- **GIVEN PASSAGE**
——————————

Propionic acidemia (PA) is an organic aciduria caused by the deficient activity of the propionyl Coenzyme A carboxylase and is characterized by life threatening episodes of metabolic decompensation, neurological dysfunction and that may be complicated by cardiomyopathy.
The prevalence rate is probably about 1 in 100,000 live births worldwide. A high prevalence rate is noted in certain countries like Saudi Arabia.
Propionic acidemia can present in one of the following forms: severe neonatal onset, intermittent late onset or a chronic progressive form. In the severe neonatal onset form, the affected infants present with symptoms of metabolic intoxication (poor feeding, vomiting, altered sensorium) and pancytopenia within several hours to weeks after birth. In the intermittent late onset form, the disease presents after a year or even later in life with episodes of metabolic decompensation provoked by periods of catabolic stress like fever, vomiting and trauma. Patients may also present with acute neurological crisis characterized by dystonia, rigidity, choreoathetosis and dementia (due to infarction of basal ganglia). In the chronic progressive form, the disease presents as failure to thrive, chronic vomiting, psychomotor delay, hypotonia, seizures and movement disorders. Intellectual disability, optic neuropathy, cardiomyopathy, long QT syndrome, pancreatitis, dermatitis, and immune dysfunction are known complications.
PA is caused by mutations in either the PCCA (13q32) or PCCB (3q21-q22) genes encoding the α- and β-subunits of the propionyl CoA carboxylase.
Extended newborn screening test identifies PA by detecting an elevated level of propionyl carnitine. Symptomatic cases present during metabolic decompensation with acidosis, ketosis, increased anion gap, hyperlactatemia, hyperglycinemia, hyperammonemia, hypoglycemia and cytopenias. Urine analysis by gas chromatography-mass spectrometry reveals a characteristic pattern with 3 hydroxy propionate, methyl citrate, propionyl glycine and propionyl carnitine that persists in between crisis. Confirmation of the diagnosis relies on detection of either deficient enzymatic activity or mutations in PCCA or PCCB genes.

——————————

- **EXERCISE TASKS**
1: Translate this sentence from the propionic acidemia passage into Spanish: "The prevalence rate is probably about 1 in 100,000 live births worldwide."
2: Please resume the propionic acidemia passage, beginning right after its final sentence.

[Dataset entries]
——————————

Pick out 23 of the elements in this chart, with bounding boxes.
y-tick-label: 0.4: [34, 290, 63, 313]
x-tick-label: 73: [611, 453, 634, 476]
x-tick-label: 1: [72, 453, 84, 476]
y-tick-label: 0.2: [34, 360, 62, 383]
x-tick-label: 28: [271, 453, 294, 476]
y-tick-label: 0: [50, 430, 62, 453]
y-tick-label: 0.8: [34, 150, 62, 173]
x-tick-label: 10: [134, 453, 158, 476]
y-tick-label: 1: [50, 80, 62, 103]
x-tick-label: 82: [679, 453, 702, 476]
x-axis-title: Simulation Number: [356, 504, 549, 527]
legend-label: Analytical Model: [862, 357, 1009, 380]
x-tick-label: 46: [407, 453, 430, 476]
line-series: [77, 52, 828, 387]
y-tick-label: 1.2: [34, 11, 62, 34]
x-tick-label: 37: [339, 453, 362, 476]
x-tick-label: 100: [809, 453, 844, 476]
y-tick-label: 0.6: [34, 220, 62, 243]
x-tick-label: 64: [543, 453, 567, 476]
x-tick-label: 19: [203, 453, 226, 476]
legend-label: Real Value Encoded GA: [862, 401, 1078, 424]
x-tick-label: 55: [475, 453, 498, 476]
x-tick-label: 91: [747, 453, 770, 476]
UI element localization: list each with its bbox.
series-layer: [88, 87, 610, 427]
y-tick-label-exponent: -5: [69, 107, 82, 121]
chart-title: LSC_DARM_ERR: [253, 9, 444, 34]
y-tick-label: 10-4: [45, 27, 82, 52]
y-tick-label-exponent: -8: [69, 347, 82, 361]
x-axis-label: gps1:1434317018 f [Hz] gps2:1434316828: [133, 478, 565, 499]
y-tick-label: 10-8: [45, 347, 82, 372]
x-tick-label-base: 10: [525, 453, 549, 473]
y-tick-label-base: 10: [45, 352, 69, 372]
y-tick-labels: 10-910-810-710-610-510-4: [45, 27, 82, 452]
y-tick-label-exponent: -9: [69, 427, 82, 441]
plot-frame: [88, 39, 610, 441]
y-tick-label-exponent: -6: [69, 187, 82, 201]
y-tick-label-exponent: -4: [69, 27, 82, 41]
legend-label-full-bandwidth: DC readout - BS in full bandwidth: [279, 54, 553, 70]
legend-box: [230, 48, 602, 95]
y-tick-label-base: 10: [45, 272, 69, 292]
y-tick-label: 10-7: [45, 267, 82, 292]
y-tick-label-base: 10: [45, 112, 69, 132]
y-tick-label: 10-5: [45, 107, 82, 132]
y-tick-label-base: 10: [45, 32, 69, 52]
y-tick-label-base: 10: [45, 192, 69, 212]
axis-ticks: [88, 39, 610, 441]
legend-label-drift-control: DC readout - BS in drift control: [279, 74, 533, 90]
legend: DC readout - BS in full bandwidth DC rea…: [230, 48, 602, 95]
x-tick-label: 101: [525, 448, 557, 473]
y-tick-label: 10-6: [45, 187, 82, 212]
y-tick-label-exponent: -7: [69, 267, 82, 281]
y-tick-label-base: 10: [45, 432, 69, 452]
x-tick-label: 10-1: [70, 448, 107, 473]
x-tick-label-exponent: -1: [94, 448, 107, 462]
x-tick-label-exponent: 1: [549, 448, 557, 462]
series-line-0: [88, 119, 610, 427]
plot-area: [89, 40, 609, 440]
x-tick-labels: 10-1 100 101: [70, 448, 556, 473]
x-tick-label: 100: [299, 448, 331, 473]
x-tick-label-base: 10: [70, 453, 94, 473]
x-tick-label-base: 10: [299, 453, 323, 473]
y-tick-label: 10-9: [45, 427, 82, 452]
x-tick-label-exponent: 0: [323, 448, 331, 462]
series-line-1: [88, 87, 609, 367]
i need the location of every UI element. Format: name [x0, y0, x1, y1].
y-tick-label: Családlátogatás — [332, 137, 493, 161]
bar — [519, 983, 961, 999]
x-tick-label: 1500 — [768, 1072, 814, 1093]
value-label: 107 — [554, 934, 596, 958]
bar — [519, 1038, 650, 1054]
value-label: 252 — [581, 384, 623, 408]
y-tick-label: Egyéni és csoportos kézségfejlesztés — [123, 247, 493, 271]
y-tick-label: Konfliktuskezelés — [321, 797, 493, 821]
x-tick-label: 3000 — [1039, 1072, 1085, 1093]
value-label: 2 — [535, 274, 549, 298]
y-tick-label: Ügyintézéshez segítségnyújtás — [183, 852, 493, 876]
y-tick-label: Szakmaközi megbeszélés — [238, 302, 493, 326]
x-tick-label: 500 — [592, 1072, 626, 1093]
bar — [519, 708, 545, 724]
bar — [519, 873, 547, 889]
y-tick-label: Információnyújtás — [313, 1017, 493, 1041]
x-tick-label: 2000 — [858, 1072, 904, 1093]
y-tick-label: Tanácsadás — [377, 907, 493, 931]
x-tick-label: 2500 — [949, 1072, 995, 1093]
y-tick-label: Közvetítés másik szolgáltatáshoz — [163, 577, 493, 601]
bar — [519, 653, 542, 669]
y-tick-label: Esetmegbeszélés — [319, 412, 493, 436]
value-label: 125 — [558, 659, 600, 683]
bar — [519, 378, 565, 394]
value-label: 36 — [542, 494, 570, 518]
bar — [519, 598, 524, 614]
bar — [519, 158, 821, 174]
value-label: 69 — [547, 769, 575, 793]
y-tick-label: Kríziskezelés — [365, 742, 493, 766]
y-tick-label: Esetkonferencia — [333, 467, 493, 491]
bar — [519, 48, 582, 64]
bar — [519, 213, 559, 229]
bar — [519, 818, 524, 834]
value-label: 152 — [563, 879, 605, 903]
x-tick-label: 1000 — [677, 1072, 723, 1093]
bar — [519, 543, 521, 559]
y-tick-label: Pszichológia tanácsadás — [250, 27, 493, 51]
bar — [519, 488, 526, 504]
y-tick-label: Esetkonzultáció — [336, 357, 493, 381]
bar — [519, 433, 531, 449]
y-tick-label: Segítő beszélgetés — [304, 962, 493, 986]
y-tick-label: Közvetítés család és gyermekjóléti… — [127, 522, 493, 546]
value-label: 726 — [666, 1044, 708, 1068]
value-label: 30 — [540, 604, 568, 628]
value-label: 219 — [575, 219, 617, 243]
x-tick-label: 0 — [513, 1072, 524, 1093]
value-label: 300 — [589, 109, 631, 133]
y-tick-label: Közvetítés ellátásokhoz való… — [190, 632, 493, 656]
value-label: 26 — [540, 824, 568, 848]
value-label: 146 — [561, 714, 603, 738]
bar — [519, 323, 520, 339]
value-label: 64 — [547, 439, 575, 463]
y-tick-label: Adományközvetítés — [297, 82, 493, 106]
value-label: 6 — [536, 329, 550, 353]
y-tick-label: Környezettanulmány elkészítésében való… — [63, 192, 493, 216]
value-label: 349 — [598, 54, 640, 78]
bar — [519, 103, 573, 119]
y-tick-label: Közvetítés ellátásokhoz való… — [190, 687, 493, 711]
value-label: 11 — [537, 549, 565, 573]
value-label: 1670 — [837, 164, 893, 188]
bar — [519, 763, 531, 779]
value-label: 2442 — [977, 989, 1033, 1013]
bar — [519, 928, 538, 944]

——————————

- **RESPONSES IN ORDER**
1: La tasa de prevalencia es probablemente de alrededor de 1 por cada 100.000 nacidos vivos en todo el mundo.

2:
Differential diagnosis includes neonatal sepsis, other branched chain organic acidurias, pyloric stenosis or other common causes of increased anion gap acidosis. In the infantile chronic form, failure to thrive, chronic vomiting and neutropenia may mimic cow milk intolerance, celiac disease (see this term) or immune deficiencies.
Prenatal diagnosis can be made by measuring propionyl carnitine, methyl citrate and 3 hydroxy propionate in the amniotic fluid or by DNA assay or direct enzyme assay in families with a known mutation.
Inheritance is autosomal recessive.
Confirmation of the diagnosis is not indispensable to start the treatment. Reversal of catabolism by stopping protein intake and administering non-protein calories in the form of intravenous fluids is the mainstay of treatment of a crisis. Hyperammonemia is treated by administering sodium benzoate, carbamyl glutamate or by hemodialysis. Nutrition management, in particular protein restriction, is a cornerstone to the long term treatment of patients with PA. Growth is regularly monitored. Carnitine supplementation helps in detoxification. Avoiding metabolic decompensation and promptly treating the episodes with standard treatment may improve intellectual outcome.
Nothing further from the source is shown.